## start Material

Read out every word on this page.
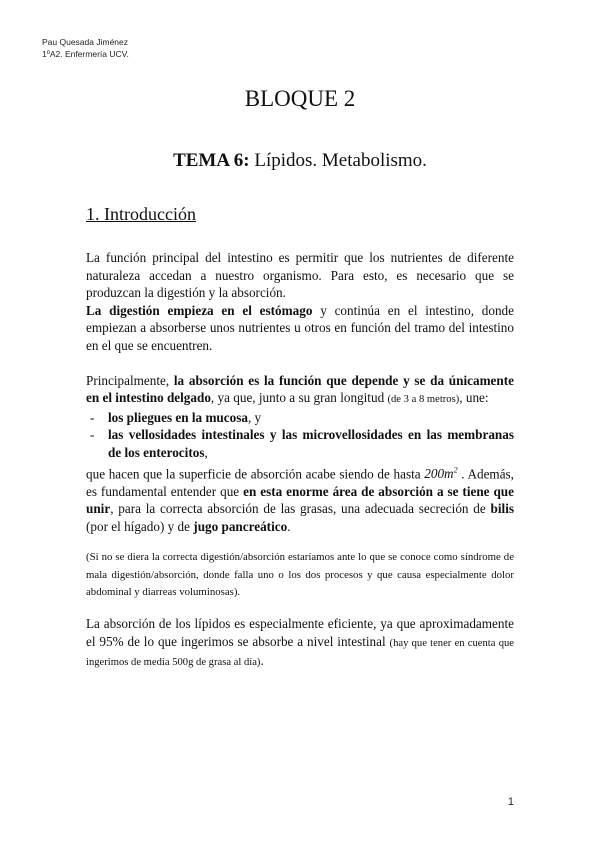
Pau Quesada Jiménez
1ºA2. Enfermería UCV.
BLOQUE 2
TEMA 6: Lípidos. Metabolismo.
1. Introducción

La función principal del intestino es permitir que los nutrientes de diferente naturaleza accedan a nuestro organismo. Para esto, es necesario que se produzcan la digestión y la absorción.

La digestión empieza en el estómago y continúa en el intestino, donde empiezan a absorberse unos nutrientes u otros en función del tramo del intestino en el que se encuentren.

Principalmente, la absorción es la función que depende y se da únicamente en el intestino delgado, ya que, junto a su gran longitud (de 3 a 8 metros), une:

- los pliegues en la mucosa, y
- las vellosidades intestinales y las microvellosidades en las membranas de los enterocitos,

que hacen que la superficie de absorción acabe siendo de hasta $200m^2$ . Además, es fundamental entender que en esta enorme área de absorción a se tiene que unir, para la correcta absorción de las grasas, una adecuada secreción de bilis (por el hígado) y de jugo pancreático.

(Si no se diera la correcta digestión/absorción estaríamos ante lo que se conoce como síndrome de mala digestión/absorción, donde falla uno o los dos procesos y que causa especialmente dolor abdominal y diarreas voluminosas).

La absorción de los lípidos es especialmente eficiente, ya que aproximadamente el 95% de lo que ingerimos se absorbe a nivel intestinal (hay que tener en cuenta que ingerimos de media 500g de grasa al día).

1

## end Material

List the lines of the material in which the word "intestino" occurs.

La función principal del intestino es permitir que los nutrientes de diferente naturaleza accedan a nuestro organismo. Para esto, es necesario que se produzcan la digestión y la absorción.
La digestión empieza en el estómago y continúa en el intestino, donde empiezan a absorberse unos nutrientes u otros en función del tramo del intestino en el que se encuentren.
Principalmente, la absorción es la función que depende y se da únicamente en el intestino delgado, ya que, junto a su gran longitud (de 3 a 8 metros), une:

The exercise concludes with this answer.